- [Instructions to follow] Locate the string "выплаты" throughout the material and copy every line in which it occurs.

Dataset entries
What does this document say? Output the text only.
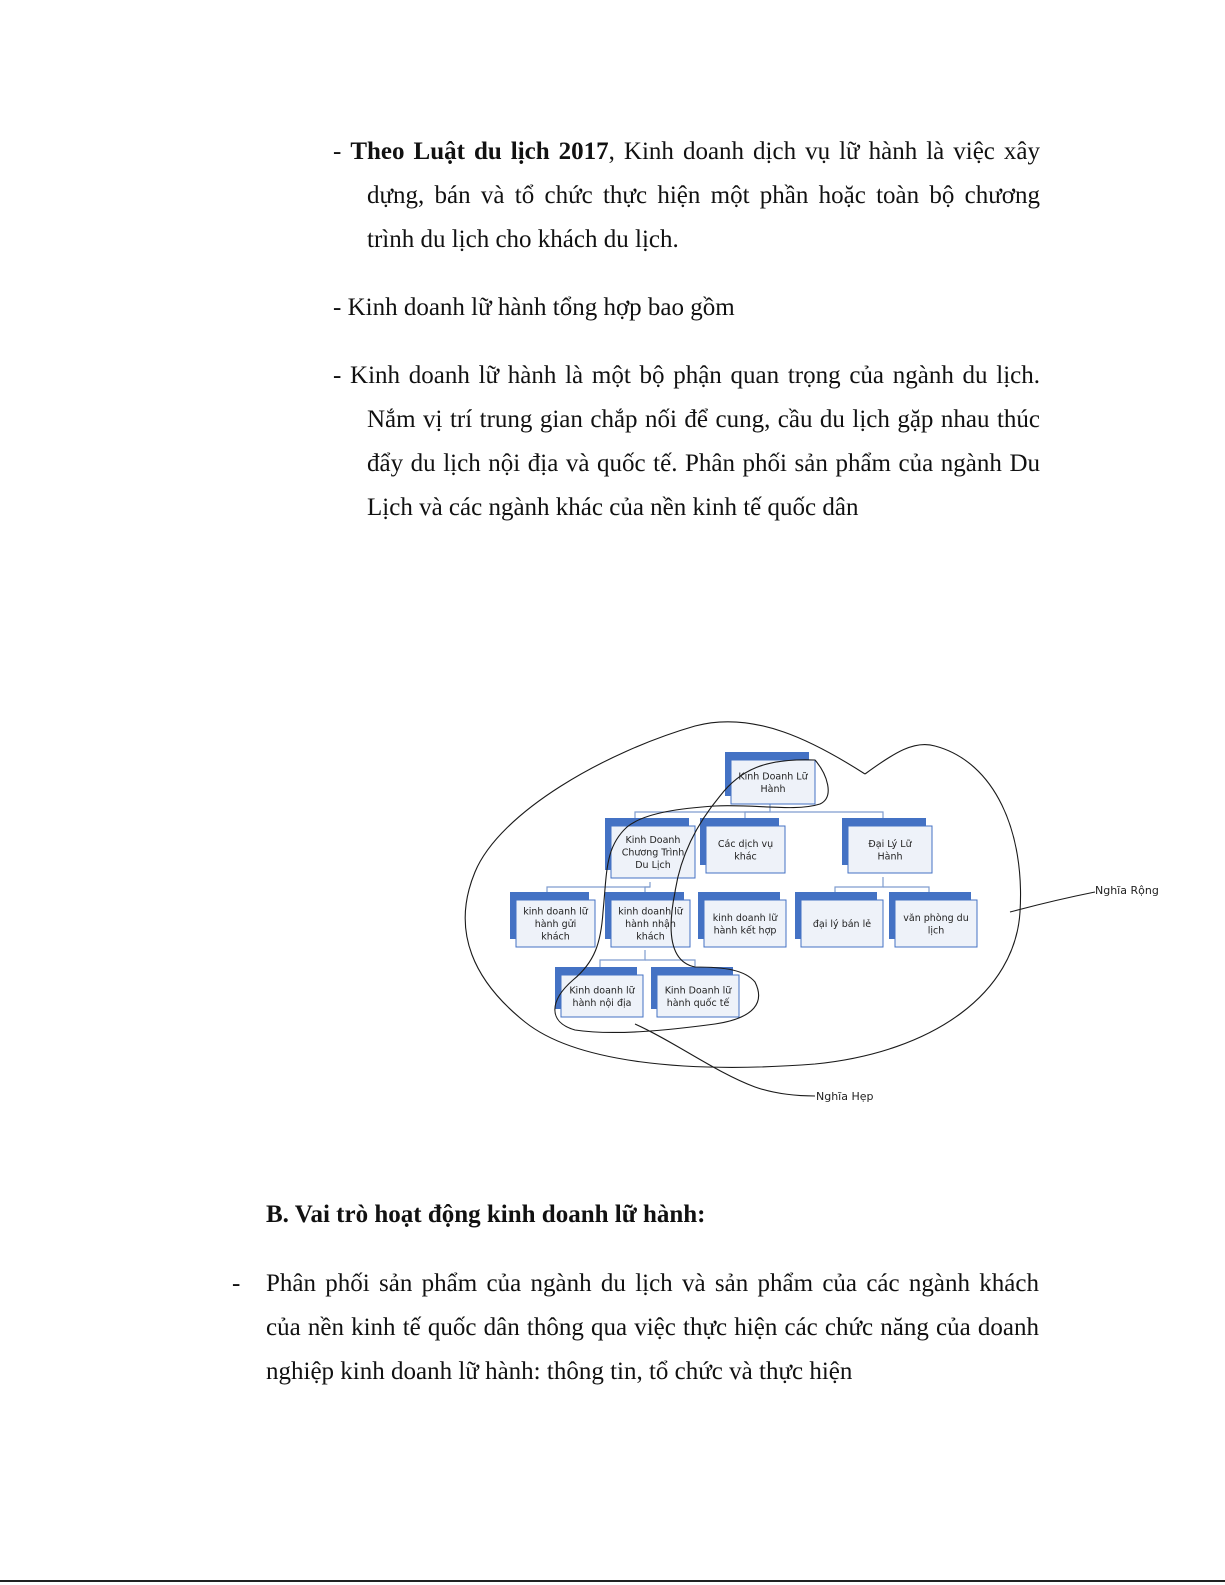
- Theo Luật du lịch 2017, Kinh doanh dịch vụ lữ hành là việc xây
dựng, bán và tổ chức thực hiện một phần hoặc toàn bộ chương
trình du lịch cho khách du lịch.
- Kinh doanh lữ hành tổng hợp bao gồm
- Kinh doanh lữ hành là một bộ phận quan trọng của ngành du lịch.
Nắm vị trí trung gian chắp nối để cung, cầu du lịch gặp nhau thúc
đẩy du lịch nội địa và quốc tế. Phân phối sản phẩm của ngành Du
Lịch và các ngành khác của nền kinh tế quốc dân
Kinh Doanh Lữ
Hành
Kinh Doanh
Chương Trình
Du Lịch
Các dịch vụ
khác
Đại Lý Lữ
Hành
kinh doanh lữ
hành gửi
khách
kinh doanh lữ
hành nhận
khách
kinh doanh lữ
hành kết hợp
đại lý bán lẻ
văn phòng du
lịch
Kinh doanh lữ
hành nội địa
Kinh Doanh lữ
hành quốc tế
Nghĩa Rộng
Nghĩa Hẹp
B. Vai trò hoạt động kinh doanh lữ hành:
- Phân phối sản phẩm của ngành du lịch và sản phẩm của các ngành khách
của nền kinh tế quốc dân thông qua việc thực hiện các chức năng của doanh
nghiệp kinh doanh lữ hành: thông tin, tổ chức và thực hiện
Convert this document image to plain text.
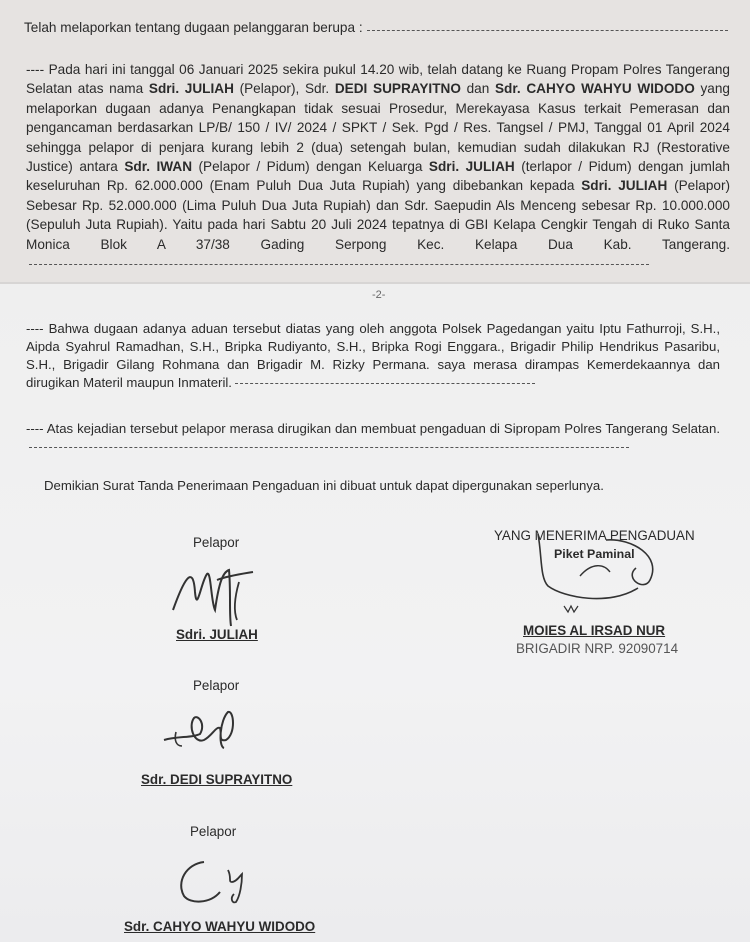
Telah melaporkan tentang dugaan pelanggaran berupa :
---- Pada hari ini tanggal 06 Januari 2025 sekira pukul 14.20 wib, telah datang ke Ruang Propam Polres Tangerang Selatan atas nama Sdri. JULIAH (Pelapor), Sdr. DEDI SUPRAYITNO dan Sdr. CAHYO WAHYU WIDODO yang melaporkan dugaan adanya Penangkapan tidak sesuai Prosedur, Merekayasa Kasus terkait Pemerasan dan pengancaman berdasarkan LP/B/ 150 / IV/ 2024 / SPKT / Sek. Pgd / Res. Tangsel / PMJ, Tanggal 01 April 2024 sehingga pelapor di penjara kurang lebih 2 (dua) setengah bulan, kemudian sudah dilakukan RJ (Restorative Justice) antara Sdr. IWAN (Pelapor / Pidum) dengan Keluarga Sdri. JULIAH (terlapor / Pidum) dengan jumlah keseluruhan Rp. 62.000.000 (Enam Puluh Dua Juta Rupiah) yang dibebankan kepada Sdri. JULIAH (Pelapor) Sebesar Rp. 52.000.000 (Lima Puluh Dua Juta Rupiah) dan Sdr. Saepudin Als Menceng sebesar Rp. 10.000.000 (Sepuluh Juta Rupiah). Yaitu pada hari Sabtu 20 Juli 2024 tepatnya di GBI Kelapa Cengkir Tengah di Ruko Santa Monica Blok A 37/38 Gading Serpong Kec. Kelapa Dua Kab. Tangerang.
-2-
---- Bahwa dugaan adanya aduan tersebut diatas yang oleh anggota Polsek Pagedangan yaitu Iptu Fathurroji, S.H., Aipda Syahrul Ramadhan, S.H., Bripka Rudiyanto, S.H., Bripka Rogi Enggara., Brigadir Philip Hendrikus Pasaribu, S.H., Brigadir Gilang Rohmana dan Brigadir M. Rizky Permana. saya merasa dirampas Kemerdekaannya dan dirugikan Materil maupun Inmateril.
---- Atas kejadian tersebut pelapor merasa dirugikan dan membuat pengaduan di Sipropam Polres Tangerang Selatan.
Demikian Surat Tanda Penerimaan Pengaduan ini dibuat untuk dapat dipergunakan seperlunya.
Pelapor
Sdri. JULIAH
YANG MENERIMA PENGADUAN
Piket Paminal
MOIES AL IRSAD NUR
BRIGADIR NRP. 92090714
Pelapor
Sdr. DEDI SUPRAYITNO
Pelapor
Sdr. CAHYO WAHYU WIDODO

* * *

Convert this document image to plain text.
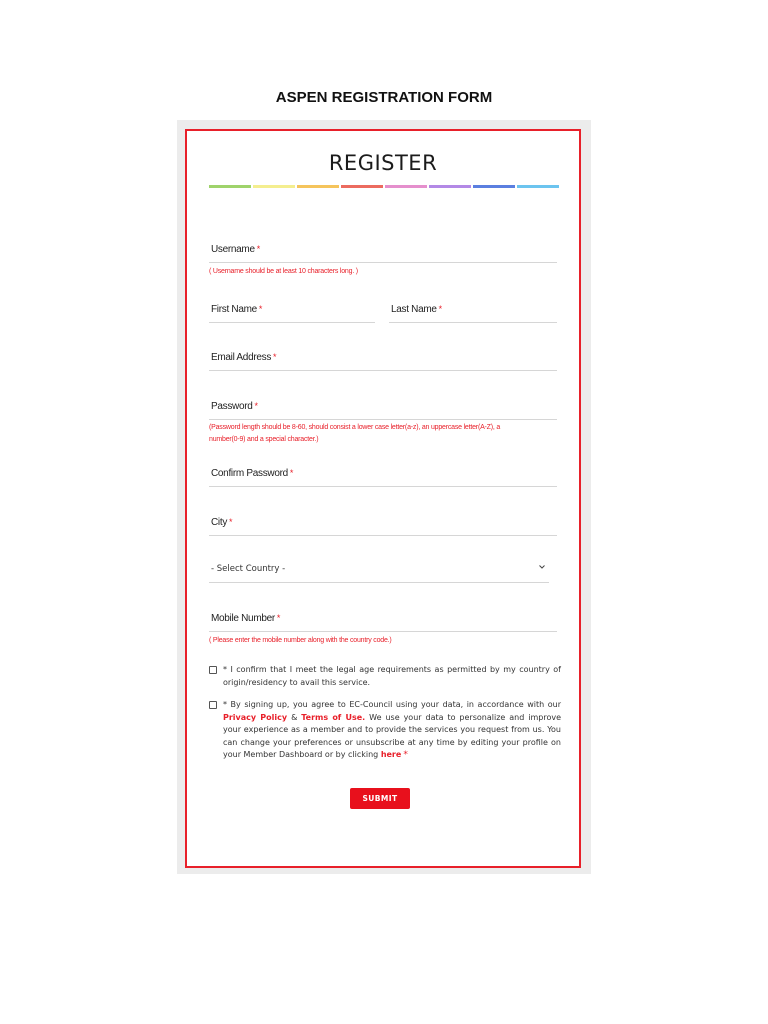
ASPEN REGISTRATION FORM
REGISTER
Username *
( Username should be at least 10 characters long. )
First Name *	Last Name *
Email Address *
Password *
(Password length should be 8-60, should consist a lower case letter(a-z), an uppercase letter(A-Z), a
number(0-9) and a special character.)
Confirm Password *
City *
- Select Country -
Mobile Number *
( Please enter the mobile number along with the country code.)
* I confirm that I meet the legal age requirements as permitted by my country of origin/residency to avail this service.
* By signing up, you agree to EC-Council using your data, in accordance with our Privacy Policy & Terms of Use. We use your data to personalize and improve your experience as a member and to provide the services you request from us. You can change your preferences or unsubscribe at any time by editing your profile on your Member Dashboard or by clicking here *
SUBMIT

* * *

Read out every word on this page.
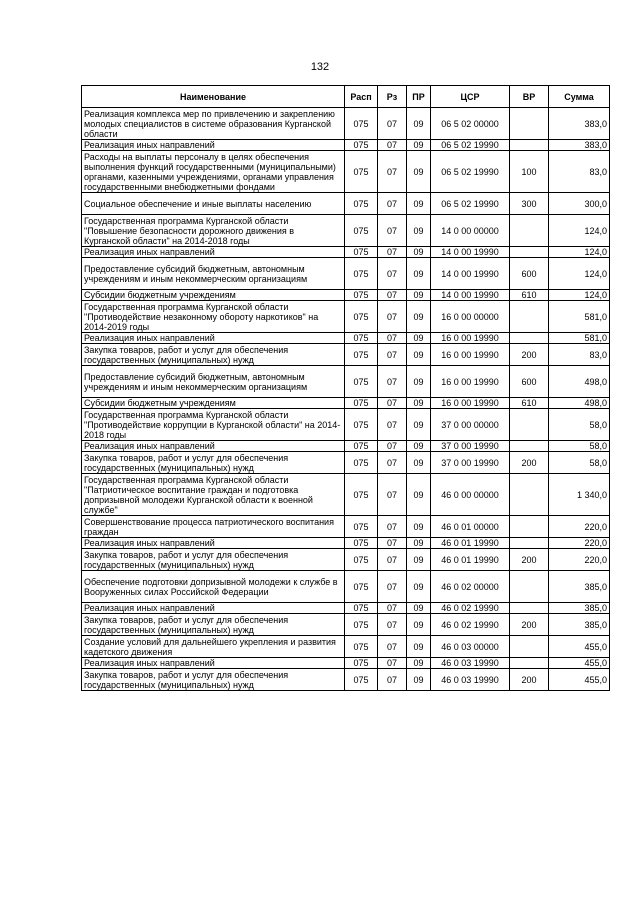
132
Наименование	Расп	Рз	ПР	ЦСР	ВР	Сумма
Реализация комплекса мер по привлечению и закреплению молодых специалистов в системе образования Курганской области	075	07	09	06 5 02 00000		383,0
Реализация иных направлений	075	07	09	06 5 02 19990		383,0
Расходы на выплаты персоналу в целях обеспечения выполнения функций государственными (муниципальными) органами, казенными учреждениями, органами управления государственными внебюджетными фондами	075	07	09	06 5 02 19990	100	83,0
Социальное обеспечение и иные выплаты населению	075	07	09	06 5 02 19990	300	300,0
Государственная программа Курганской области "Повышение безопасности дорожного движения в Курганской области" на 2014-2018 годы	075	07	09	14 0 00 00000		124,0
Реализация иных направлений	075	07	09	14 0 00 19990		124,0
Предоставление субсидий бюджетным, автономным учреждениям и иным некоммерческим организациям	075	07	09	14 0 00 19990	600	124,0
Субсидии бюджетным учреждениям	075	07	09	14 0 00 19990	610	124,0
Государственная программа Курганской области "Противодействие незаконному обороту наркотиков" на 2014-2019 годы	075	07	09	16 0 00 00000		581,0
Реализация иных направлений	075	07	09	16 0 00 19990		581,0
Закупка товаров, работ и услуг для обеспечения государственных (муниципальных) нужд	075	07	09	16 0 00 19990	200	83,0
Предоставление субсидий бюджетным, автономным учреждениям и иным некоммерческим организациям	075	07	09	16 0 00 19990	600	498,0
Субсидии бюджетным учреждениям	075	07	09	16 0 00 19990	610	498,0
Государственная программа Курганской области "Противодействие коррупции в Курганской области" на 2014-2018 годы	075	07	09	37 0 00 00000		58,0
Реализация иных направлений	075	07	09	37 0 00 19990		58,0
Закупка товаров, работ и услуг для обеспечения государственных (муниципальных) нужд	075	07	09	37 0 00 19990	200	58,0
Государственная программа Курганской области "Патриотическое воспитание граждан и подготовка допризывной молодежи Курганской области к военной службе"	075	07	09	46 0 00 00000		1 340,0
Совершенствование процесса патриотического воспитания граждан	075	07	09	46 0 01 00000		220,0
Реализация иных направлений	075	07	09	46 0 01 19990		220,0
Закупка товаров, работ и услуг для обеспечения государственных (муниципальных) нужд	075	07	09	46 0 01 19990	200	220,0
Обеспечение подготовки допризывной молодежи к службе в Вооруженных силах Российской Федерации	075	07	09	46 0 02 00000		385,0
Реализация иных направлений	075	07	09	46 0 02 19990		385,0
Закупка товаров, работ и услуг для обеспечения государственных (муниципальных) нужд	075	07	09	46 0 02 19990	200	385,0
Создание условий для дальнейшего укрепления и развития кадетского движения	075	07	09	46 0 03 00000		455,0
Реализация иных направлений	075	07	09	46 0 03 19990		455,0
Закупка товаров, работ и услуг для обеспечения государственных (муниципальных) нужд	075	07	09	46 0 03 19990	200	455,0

- [Exercise answer]
Расходы на выплаты персоналу в целях обеспечения выполнения функций государственными (муниципальными) органами, казенными учреждениями, органами управления государственными внебюджетными фондами	075	07	09	06 5 02 19990	100	83,0
Социальное обеспечение и иные выплаты населению	075	07	09	06 5 02 19990	300	300,0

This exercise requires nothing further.